--- Brief A ---
Reproduce the entries word for word, from their first line through the line that contains "Detect and localize", both ends included. Leave the pictures out of your reply.

--- Document extract ---
◆ ◆ ◆
As you may know (you probably don't :), I've built a greeklish to greek converter for my Diploma thesis, using Python.

It worked well enough (for a diploma thesis), but it was slow. I mean, really, really slow. It was coded in Pure Python (tm) and had no optimizations whatsoever. The main part of the code was an implementation of a Hidden Markov Model:

In a regular Markov model, the state is directly visible to the observer, and therefore the state transition probabilities are the only parameters. In a hidden Markov model, the state is not directly visible, but variables influenced by the state are visible. Each state has a probability distribution over the possible output tokens. Therefore the sequence of tokens generated by an HMM gives some information about the sequence of states.

I was using dicts mainly, to map between a state and a probability, but what I really wanted was a matrix. I went and replaced my dicts with lists of lists, which yielded a performance improvement (a dict lookup may be constant-time, but an index in a list will be faster, because its constant is smaller). I also did some cacheing and other minor stuff, like instead of waiting for KeyErrors or IndexErrors I went and filled up the "matrix", which also helped. Unfortunately, when all that is done, you realize that Python isn't a language designed for number crunching. You have to use something else to do the heavy lifting.

Why numpy?

A usual argument of dynamic language fans when confronted with the "dynamic languages are slow" issue, is, well "you can always rewrite the critical parts in C". Python is supposed to make that easy, using ctypes or SWIG or other libraries. I don't know, I'm not really comfortable doing C, and doing numeric stuff in C seems scary to me, as you'll have to deal with precision and all that weird stuff.

So I decided to use numpy, as the de facto standard when doing numerical applications in Python. It was very straightforward: Instead of using:

a = [[1,2],[3,4]]

you can use:

a = array([[1,2],[3,4]])

and lo and behold, all your code still runs!

Not so fast, mister

Well, actually it runs slower! Huh? How come?

Apparently, just switching to numpy arrays isn't good at all, if you still are looping over them in Python. Nooo, you have to rewrite all your functions to take advantage of the numpy speedup. This can be quite tricky and will lead to hair pulling.

The walkthrough

I'll repeat here the steps I've took to implement the forward algorithm as described in L. Rabiner's HMM tutorial. It's simply 3 equations (19, 20, 21), mostly doing sums and multiplications.

I'll spare the irrelevant details. Assuming A, B, pi are the parameters of the HMM, N is the number of the hidden states and given obs, a list of observation indices, here is the naive code, mostly copying from the book:

#19
T = len(observation_list)
a = zeros((T,N))
◆ ◆ ◆
--- Materials provided ---
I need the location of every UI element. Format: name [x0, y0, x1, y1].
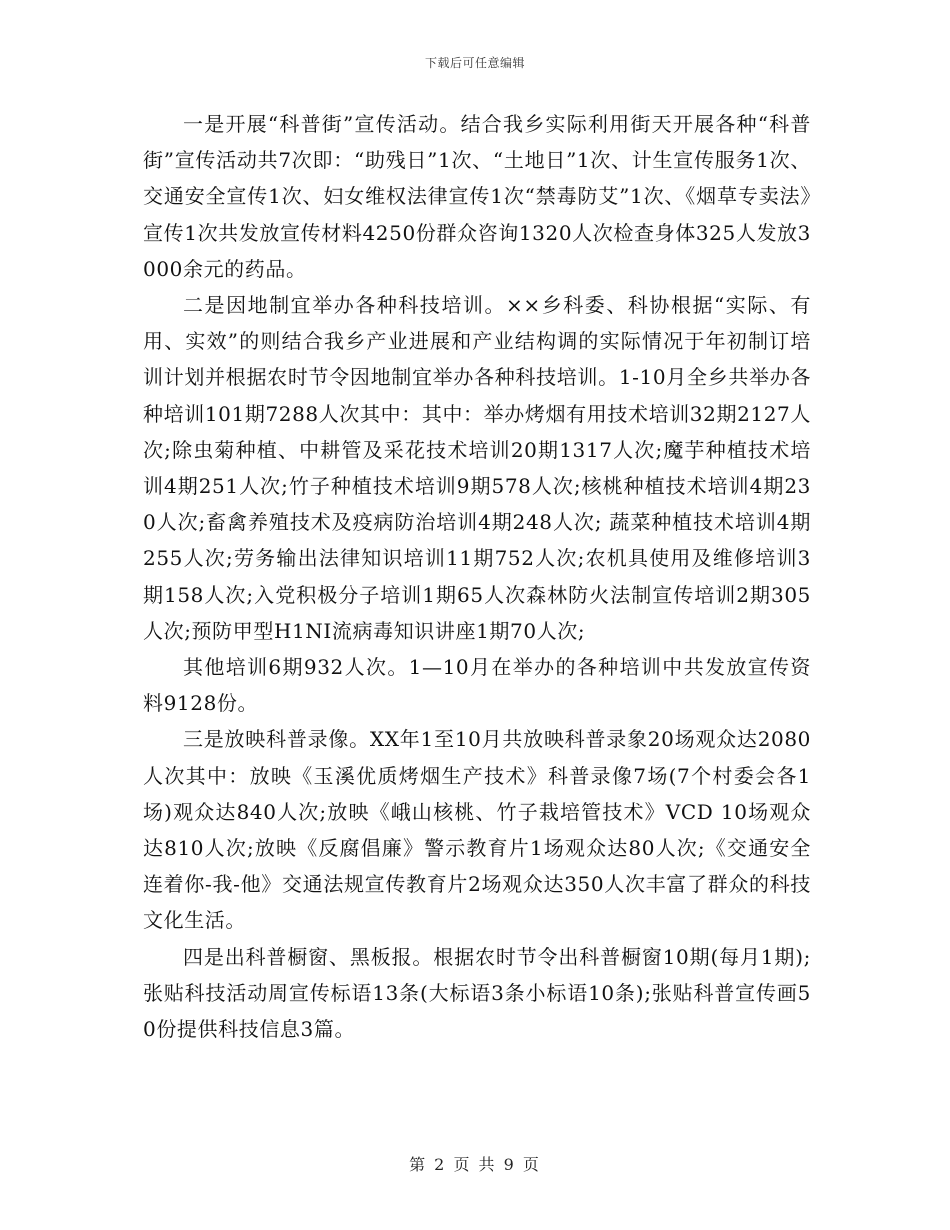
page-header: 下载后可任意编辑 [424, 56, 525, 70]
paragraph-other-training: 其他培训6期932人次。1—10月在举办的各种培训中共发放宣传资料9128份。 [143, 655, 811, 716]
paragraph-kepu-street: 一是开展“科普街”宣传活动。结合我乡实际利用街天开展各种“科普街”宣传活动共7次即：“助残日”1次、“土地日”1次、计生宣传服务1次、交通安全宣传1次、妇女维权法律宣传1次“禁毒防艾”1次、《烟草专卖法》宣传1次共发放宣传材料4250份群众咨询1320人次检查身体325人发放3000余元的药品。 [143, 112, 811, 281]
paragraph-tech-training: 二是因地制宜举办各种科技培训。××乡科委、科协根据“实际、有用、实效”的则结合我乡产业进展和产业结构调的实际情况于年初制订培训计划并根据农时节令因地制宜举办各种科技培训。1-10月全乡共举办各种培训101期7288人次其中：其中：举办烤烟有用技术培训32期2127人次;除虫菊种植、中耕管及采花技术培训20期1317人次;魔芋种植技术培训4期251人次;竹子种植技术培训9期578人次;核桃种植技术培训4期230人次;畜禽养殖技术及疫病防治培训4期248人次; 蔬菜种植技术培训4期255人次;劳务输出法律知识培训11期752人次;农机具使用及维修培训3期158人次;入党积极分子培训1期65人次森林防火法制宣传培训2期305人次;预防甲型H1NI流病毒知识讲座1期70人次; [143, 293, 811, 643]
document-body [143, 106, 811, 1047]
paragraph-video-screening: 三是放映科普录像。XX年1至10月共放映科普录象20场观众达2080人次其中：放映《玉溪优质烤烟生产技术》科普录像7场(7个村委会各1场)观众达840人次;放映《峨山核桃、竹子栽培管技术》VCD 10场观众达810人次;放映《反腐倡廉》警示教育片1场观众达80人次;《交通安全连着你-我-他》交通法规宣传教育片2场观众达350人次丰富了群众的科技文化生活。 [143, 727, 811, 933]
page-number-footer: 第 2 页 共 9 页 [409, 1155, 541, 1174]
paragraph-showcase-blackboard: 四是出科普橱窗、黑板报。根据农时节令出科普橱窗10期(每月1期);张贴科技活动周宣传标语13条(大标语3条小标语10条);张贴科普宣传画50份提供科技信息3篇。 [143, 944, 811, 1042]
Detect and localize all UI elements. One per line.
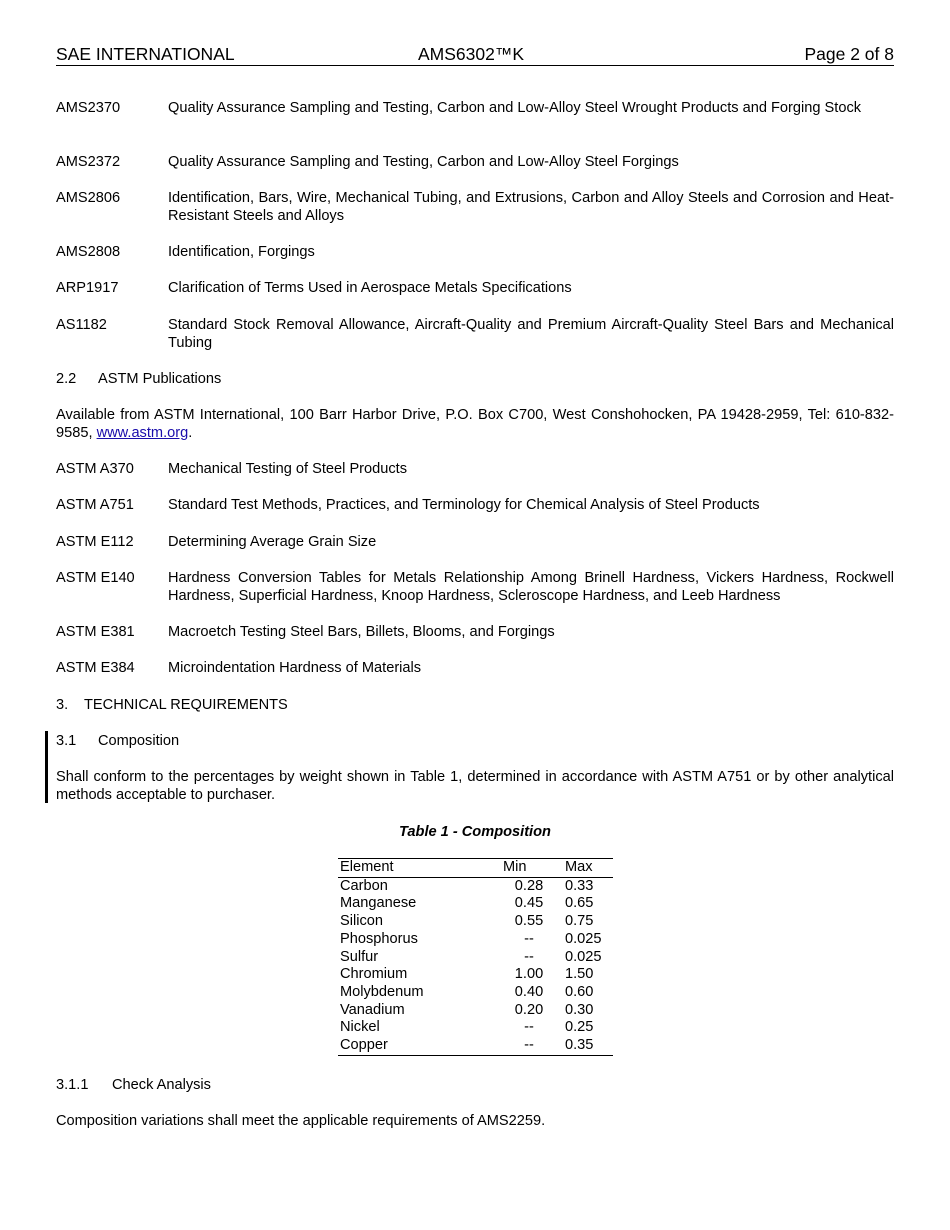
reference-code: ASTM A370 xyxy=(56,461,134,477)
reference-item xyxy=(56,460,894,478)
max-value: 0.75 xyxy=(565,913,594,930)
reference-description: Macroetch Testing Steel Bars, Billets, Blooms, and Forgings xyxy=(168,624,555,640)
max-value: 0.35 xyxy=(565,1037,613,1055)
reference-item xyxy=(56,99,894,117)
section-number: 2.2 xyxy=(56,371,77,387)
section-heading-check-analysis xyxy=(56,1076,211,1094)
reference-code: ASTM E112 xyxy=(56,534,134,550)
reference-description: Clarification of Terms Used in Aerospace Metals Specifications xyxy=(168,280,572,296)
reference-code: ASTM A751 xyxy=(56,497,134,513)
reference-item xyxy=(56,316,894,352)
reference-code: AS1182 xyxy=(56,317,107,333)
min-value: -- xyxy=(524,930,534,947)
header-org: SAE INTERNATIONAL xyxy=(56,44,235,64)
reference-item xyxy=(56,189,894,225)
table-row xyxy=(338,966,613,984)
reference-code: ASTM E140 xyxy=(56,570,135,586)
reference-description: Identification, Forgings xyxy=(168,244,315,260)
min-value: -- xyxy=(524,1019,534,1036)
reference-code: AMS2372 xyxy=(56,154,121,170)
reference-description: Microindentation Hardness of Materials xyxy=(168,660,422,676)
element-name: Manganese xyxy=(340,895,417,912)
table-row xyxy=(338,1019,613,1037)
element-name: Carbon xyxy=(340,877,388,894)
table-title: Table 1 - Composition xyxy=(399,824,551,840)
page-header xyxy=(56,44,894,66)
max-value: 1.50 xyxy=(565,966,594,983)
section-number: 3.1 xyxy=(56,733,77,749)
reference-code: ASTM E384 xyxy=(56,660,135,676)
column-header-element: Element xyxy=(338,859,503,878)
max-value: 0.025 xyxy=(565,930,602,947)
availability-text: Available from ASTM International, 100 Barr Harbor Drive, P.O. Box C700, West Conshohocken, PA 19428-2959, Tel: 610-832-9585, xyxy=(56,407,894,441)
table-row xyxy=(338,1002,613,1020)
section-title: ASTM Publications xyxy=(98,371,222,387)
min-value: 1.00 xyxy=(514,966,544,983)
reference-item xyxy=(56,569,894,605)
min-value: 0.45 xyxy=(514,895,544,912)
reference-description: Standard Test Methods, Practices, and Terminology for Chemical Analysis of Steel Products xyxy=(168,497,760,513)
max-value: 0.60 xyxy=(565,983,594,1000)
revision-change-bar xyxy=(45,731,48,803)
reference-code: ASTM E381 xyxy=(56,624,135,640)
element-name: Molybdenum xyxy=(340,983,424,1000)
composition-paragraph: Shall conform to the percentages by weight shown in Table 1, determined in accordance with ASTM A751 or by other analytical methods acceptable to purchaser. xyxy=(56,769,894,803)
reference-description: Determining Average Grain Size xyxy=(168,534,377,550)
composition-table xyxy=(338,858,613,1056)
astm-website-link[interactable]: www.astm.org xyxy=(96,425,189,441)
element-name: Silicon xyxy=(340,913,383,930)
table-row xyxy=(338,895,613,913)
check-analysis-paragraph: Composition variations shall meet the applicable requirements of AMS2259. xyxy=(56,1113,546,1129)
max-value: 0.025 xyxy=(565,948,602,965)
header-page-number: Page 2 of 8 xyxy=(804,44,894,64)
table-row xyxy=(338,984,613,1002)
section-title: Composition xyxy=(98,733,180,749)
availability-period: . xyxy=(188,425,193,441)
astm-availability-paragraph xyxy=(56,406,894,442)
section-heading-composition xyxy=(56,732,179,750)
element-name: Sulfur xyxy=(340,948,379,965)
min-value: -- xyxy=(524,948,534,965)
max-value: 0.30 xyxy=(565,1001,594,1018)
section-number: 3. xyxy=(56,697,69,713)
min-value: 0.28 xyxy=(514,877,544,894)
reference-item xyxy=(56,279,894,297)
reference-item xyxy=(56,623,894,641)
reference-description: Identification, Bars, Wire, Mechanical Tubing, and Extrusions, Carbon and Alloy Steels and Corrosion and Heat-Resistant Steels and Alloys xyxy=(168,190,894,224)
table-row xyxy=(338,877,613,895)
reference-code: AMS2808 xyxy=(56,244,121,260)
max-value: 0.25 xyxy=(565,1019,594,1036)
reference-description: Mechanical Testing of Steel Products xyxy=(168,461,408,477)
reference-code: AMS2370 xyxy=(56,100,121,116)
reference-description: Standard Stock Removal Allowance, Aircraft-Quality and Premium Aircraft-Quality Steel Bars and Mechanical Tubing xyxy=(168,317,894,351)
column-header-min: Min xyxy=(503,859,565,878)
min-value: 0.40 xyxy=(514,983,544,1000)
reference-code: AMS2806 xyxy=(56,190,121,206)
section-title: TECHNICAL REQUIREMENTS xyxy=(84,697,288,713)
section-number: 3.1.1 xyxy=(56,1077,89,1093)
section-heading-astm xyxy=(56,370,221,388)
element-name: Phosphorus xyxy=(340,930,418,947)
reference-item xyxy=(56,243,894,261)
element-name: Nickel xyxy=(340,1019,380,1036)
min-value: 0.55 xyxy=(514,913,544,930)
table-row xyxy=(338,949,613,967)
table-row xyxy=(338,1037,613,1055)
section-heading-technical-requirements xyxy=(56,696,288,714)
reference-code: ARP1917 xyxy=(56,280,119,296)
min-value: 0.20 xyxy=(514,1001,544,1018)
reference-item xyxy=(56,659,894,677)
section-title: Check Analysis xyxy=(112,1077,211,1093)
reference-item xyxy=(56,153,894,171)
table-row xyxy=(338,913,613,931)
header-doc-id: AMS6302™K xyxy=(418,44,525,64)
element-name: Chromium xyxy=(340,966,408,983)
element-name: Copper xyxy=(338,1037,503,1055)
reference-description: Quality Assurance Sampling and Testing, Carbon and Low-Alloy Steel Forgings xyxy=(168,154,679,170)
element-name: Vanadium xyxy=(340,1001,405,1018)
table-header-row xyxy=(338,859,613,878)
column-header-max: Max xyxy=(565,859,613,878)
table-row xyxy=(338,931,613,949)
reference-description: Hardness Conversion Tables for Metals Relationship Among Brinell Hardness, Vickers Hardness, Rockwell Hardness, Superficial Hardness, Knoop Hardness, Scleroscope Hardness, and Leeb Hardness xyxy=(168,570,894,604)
◆ ◆ ◆
--- Brief B ---
Quote the post on speeding up a hidden Markov model with numpy exactly, between "I'll repeat here" and "a = zeros((T,N))", inclusive.

--- Correct output A ---
I need the location of every UI element. Format: name [x0, y0, x1, y1].
page-header: 下载后可任意编辑 [424, 56, 525, 70]
paragraph-other-training: 其他培训6期932人次。1—10月在举办的各种培训中共发放宣传资料9128份。 [143, 655, 811, 716]
paragraph-kepu-street: 一是开展“科普街”宣传活动。结合我乡实际利用街天开展各种“科普街”宣传活动共7次即：“助残日”1次、“土地日”1次、计生宣传服务1次、交通安全宣传1次、妇女维权法律宣传1次“禁毒防艾”1次、《烟草专卖法》宣传1次共发放宣传材料4250份群众咨询1320人次检查身体325人发放3000余元的药品。 [143, 112, 811, 281]
paragraph-tech-training: 二是因地制宜举办各种科技培训。××乡科委、科协根据“实际、有用、实效”的则结合我乡产业进展和产业结构调的实际情况于年初制订培训计划并根据农时节令因地制宜举办各种科技培训。1-10月全乡共举办各种培训101期7288人次其中：其中：举办烤烟有用技术培训32期2127人次;除虫菊种植、中耕管及采花技术培训20期1317人次;魔芋种植技术培训4期251人次;竹子种植技术培训9期578人次;核桃种植技术培训4期230人次;畜禽养殖技术及疫病防治培训4期248人次; 蔬菜种植技术培训4期255人次;劳务输出法律知识培训11期752人次;农机具使用及维修培训3期158人次;入党积极分子培训1期65人次森林防火法制宣传培训2期305人次;预防甲型H1NI流病毒知识讲座1期70人次; [143, 293, 811, 643]
document-body [143, 106, 811, 1047]
paragraph-video-screening: 三是放映科普录像。XX年1至10月共放映科普录象20场观众达2080人次其中：放映《玉溪优质烤烟生产技术》科普录像7场(7个村委会各1场)观众达840人次;放映《峨山核桃、竹子栽培管技术》VCD 10场观众达810人次;放映《反腐倡廉》警示教育片1场观众达80人次;《交通安全连着你-我-他》交通法规宣传教育片2场观众达350人次丰富了群众的科技文化生活。 [143, 727, 811, 933]
page-number-footer: 第 2 页 共 9 页 [409, 1155, 541, 1174]
paragraph-showcase-blackboard: 四是出科普橱窗、黑板报。根据农时节令出科普橱窗10期(每月1期);张贴科技活动周宣传标语13条(大标语3条小标语10条);张贴科普宣传画50份提供科技信息3篇。 [143, 944, 811, 1042]
Detect and localize all UI elements. One per line.

--- Correct output B ---
I'll repeat here the steps I've took to implement the forward algorithm as described in L. Rabiner's HMM tutorial. It's simply 3 equations (19, 20, 21), mostly doing sums and multiplications.

I'll spare the irrelevant details. Assuming A, B, pi are the parameters of the HMM, N is the number of the hidden states and given obs, a list of observation indices, here is the naive code, mostly copying from the book:

#19
T = len(observation_list)
a = zeros((T,N))